From the records below, extract all the text exactly and leave the images behind.
--- Data shown ---
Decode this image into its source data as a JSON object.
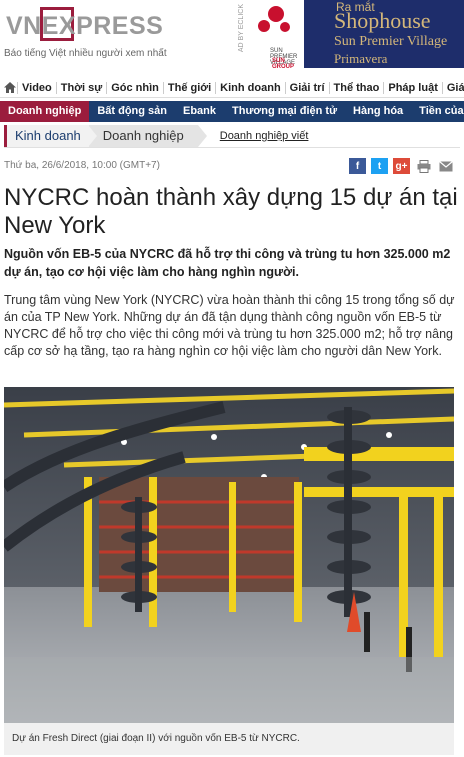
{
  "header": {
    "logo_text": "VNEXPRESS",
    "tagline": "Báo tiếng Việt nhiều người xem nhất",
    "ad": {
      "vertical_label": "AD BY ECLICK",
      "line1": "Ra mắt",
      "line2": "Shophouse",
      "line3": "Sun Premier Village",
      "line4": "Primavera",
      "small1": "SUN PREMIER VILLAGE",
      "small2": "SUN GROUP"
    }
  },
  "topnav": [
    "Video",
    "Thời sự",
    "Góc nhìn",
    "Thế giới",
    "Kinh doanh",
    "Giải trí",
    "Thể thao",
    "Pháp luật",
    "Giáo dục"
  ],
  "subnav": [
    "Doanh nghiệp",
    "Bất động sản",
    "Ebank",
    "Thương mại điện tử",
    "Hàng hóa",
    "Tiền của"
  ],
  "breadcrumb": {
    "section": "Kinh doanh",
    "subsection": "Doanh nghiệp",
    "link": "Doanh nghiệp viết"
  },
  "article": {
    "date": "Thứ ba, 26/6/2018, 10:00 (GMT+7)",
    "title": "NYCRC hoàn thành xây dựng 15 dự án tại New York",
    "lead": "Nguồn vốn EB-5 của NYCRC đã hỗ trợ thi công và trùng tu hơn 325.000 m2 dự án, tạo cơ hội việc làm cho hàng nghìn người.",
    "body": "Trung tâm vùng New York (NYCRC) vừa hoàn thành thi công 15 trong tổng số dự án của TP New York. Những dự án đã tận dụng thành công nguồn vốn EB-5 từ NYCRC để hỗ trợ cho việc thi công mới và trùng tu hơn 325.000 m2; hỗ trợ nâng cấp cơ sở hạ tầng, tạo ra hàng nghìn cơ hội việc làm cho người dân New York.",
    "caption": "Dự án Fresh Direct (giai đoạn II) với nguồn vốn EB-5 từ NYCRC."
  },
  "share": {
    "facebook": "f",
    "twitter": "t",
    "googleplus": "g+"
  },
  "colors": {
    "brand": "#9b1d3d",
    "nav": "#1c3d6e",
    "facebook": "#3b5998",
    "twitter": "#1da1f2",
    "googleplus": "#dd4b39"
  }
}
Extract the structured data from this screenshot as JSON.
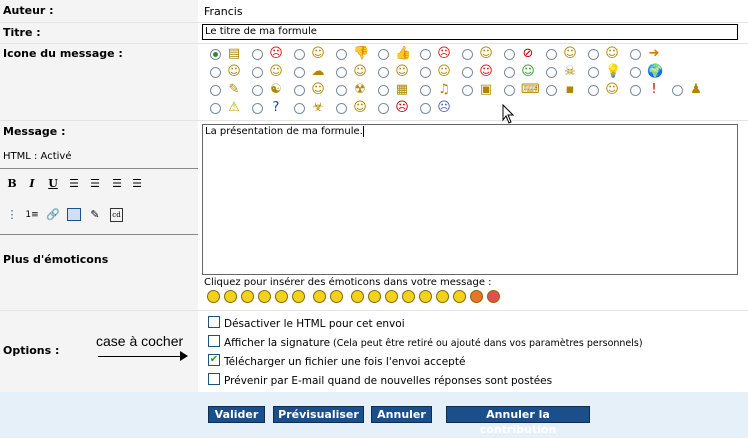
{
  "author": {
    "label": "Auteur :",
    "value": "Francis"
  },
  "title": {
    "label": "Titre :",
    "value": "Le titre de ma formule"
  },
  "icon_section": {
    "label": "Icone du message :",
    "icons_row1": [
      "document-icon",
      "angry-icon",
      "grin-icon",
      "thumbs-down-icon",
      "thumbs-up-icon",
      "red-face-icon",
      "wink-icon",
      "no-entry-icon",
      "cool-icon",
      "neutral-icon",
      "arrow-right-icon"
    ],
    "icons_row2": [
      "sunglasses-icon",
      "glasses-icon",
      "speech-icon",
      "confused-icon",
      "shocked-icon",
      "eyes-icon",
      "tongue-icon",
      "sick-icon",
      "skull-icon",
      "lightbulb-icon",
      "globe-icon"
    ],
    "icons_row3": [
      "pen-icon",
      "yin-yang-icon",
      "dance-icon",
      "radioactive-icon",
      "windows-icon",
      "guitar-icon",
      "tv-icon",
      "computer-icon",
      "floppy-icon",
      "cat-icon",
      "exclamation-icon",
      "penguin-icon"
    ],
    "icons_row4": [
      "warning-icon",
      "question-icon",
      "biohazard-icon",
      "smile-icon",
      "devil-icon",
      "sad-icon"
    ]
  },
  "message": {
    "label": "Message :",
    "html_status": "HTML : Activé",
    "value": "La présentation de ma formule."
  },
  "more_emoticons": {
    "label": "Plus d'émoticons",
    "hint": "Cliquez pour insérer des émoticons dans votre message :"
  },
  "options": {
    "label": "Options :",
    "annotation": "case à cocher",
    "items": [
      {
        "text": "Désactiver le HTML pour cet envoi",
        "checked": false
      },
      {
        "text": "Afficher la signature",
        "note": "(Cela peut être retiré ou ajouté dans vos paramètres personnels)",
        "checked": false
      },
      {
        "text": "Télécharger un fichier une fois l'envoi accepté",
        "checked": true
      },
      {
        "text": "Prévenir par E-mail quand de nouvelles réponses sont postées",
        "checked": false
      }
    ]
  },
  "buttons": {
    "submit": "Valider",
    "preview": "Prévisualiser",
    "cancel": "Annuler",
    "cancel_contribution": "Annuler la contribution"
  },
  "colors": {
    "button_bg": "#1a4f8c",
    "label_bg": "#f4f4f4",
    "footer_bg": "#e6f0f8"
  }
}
---
**Reply:**
Decode this image into its source data as a JSON object.
{
  "header": {
    "logo_text": "VNEXPRESS",
    "tagline": "Báo tiếng Việt nhiều người xem nhất",
    "ad": {
      "vertical_label": "AD BY ECLICK",
      "line1": "Ra mắt",
      "line2": "Shophouse",
      "line3": "Sun Premier Village",
      "line4": "Primavera",
      "small1": "SUN PREMIER VILLAGE",
      "small2": "SUN GROUP"
    }
  },
  "topnav": [
    "Video",
    "Thời sự",
    "Góc nhìn",
    "Thế giới",
    "Kinh doanh",
    "Giải trí",
    "Thể thao",
    "Pháp luật",
    "Giáo dục"
  ],
  "subnav": [
    "Doanh nghiệp",
    "Bất động sản",
    "Ebank",
    "Thương mại điện tử",
    "Hàng hóa",
    "Tiền của"
  ],
  "breadcrumb": {
    "section": "Kinh doanh",
    "subsection": "Doanh nghiệp",
    "link": "Doanh nghiệp viết"
  },
  "article": {
    "date": "Thứ ba, 26/6/2018, 10:00 (GMT+7)",
    "title": "NYCRC hoàn thành xây dựng 15 dự án tại New York",
    "lead": "Nguồn vốn EB-5 của NYCRC đã hỗ trợ thi công và trùng tu hơn 325.000 m2 dự án, tạo cơ hội việc làm cho hàng nghìn người.",
    "body": "Trung tâm vùng New York (NYCRC) vừa hoàn thành thi công 15 trong tổng số dự án của TP New York. Những dự án đã tận dụng thành công nguồn vốn EB-5 từ NYCRC để hỗ trợ cho việc thi công mới và trùng tu hơn 325.000 m2; hỗ trợ nâng cấp cơ sở hạ tầng, tạo ra hàng nghìn cơ hội việc làm cho người dân New York.",
    "caption": "Dự án Fresh Direct (giai đoạn II) với nguồn vốn EB-5 từ NYCRC."
  },
  "share": {
    "facebook": "f",
    "twitter": "t",
    "googleplus": "g+"
  },
  "colors": {
    "brand": "#9b1d3d",
    "nav": "#1c3d6e",
    "facebook": "#3b5998",
    "twitter": "#1da1f2",
    "googleplus": "#dd4b39"
  }
}
Extract the structured data from this screenshot as JSON.
{
  "author": {
    "label": "Auteur :",
    "value": "Francis"
  },
  "title": {
    "label": "Titre :",
    "value": "Le titre de ma formule"
  },
  "icon_section": {
    "label": "Icone du message :",
    "icons_row1": [
      "document-icon",
      "angry-icon",
      "grin-icon",
      "thumbs-down-icon",
      "thumbs-up-icon",
      "red-face-icon",
      "wink-icon",
      "no-entry-icon",
      "cool-icon",
      "neutral-icon",
      "arrow-right-icon"
    ],
    "icons_row2": [
      "sunglasses-icon",
      "glasses-icon",
      "speech-icon",
      "confused-icon",
      "shocked-icon",
      "eyes-icon",
      "tongue-icon",
      "sick-icon",
      "skull-icon",
      "lightbulb-icon",
      "globe-icon"
    ],
    "icons_row3": [
      "pen-icon",
      "yin-yang-icon",
      "dance-icon",
      "radioactive-icon",
      "windows-icon",
      "guitar-icon",
      "tv-icon",
      "computer-icon",
      "floppy-icon",
      "cat-icon",
      "exclamation-icon",
      "penguin-icon"
    ],
    "icons_row4": [
      "warning-icon",
      "question-icon",
      "biohazard-icon",
      "smile-icon",
      "devil-icon",
      "sad-icon"
    ]
  },
  "message": {
    "label": "Message :",
    "html_status": "HTML : Activé",
    "value": "La présentation de ma formule."
  },
  "more_emoticons": {
    "label": "Plus d'émoticons",
    "hint": "Cliquez pour insérer des émoticons dans votre message :"
  },
  "options": {
    "label": "Options :",
    "annotation": "case à cocher",
    "items": [
      {
        "text": "Désactiver le HTML pour cet envoi",
        "checked": false
      },
      {
        "text": "Afficher la signature",
        "note": "(Cela peut être retiré ou ajouté dans vos paramètres personnels)",
        "checked": false
      },
      {
        "text": "Télécharger un fichier une fois l'envoi accepté",
        "checked": true
      },
      {
        "text": "Prévenir par E-mail quand de nouvelles réponses sont postées",
        "checked": false
      }
    ]
  },
  "buttons": {
    "submit": "Valider",
    "preview": "Prévisualiser",
    "cancel": "Annuler",
    "cancel_contribution": "Annuler la contribution"
  },
  "colors": {
    "button_bg": "#1a4f8c",
    "label_bg": "#f4f4f4",
    "footer_bg": "#e6f0f8"
  }
}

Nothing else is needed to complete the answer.